== Written task ==
In the copy, keep every record exact and leave out all images.

Records that describe figures:
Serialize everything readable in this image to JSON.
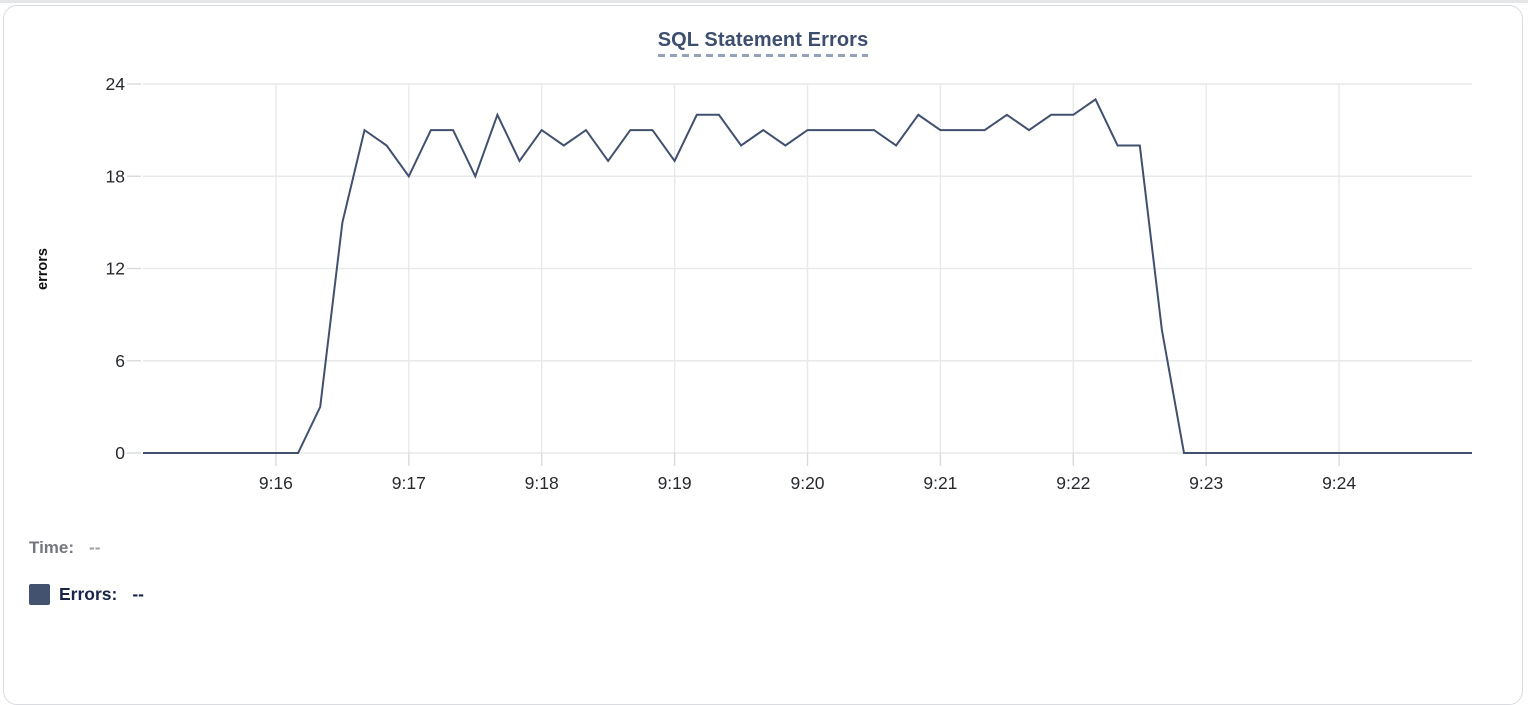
{
  "chart_data": {
    "type": "line",
    "title": "SQL Statement Errors",
    "xlabel": "",
    "ylabel": "errors",
    "ylim": [
      0,
      24
    ],
    "yticks": [
      0,
      6,
      12,
      18,
      24
    ],
    "x_range_seconds": [
      0,
      600
    ],
    "x_start_time": "9:15:00",
    "x_end_time": "9:25:00",
    "sample_interval_seconds": 10,
    "xtick_seconds": [
      60,
      120,
      180,
      240,
      300,
      360,
      420,
      480,
      540
    ],
    "xtick_labels": [
      "9:16",
      "9:17",
      "9:18",
      "9:19",
      "9:20",
      "9:21",
      "9:22",
      "9:23",
      "9:24"
    ],
    "grid": true,
    "legend_position": "bottom-left",
    "series": [
      {
        "name": "Errors",
        "color": "#41506e",
        "values": [
          0,
          0,
          0,
          0,
          0,
          0,
          0,
          0,
          3,
          15,
          21,
          20,
          18,
          21,
          21,
          18,
          22,
          19,
          21,
          20,
          21,
          19,
          21,
          21,
          19,
          22,
          22,
          20,
          21,
          20,
          21,
          21,
          21,
          21,
          20,
          22,
          21,
          21,
          21,
          22,
          21,
          22,
          22,
          23,
          20,
          20,
          8,
          0,
          0,
          0,
          0,
          0,
          0,
          0,
          0,
          0,
          0,
          0,
          0,
          0,
          0
        ]
      }
    ]
  },
  "tooltip_readout": {
    "time_label": "Time:",
    "time_value": "--",
    "errors_label": "Errors:",
    "errors_value": "--"
  },
  "colors": {
    "line": "#41506e",
    "legend_swatch": "#43536f",
    "title_text": "#3d4e6f",
    "title_underline": "#96a2ba",
    "gridline": "#e8e9eb",
    "tick": "#d8dadd",
    "axis_text": "#26292e",
    "time_label_text": "#74777d",
    "errors_label_text": "#192449",
    "card_border": "#d9dbe0"
  }
}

== Result below ==
Serialize everything readable in this image to JSON.
{
  "chart_data": {
    "type": "line",
    "title": "SQL Statement Errors",
    "xlabel": "",
    "ylabel": "errors",
    "ylim": [
      0,
      24
    ],
    "yticks": [
      0,
      6,
      12,
      18,
      24
    ],
    "x_range_seconds": [
      0,
      600
    ],
    "x_start_time": "9:15:00",
    "x_end_time": "9:25:00",
    "sample_interval_seconds": 10,
    "xtick_seconds": [
      60,
      120,
      180,
      240,
      300,
      360,
      420,
      480,
      540
    ],
    "xtick_labels": [
      "9:16",
      "9:17",
      "9:18",
      "9:19",
      "9:20",
      "9:21",
      "9:22",
      "9:23",
      "9:24"
    ],
    "grid": true,
    "legend_position": "bottom-left",
    "series": [
      {
        "name": "Errors",
        "color": "#41506e",
        "values": [
          0,
          0,
          0,
          0,
          0,
          0,
          0,
          0,
          3,
          15,
          21,
          20,
          18,
          21,
          21,
          18,
          22,
          19,
          21,
          20,
          21,
          19,
          21,
          21,
          19,
          22,
          22,
          20,
          21,
          20,
          21,
          21,
          21,
          21,
          20,
          22,
          21,
          21,
          21,
          22,
          21,
          22,
          22,
          23,
          20,
          20,
          8,
          0,
          0,
          0,
          0,
          0,
          0,
          0,
          0,
          0,
          0,
          0,
          0,
          0,
          0
        ]
      }
    ]
  },
  "tooltip_readout": {
    "time_label": "Time:",
    "time_value": "--",
    "errors_label": "Errors:",
    "errors_value": "--"
  },
  "colors": {
    "line": "#41506e",
    "legend_swatch": "#43536f",
    "title_text": "#3d4e6f",
    "title_underline": "#96a2ba",
    "gridline": "#e8e9eb",
    "tick": "#d8dadd",
    "axis_text": "#26292e",
    "time_label_text": "#74777d",
    "errors_label_text": "#192449",
    "card_border": "#d9dbe0"
  }
}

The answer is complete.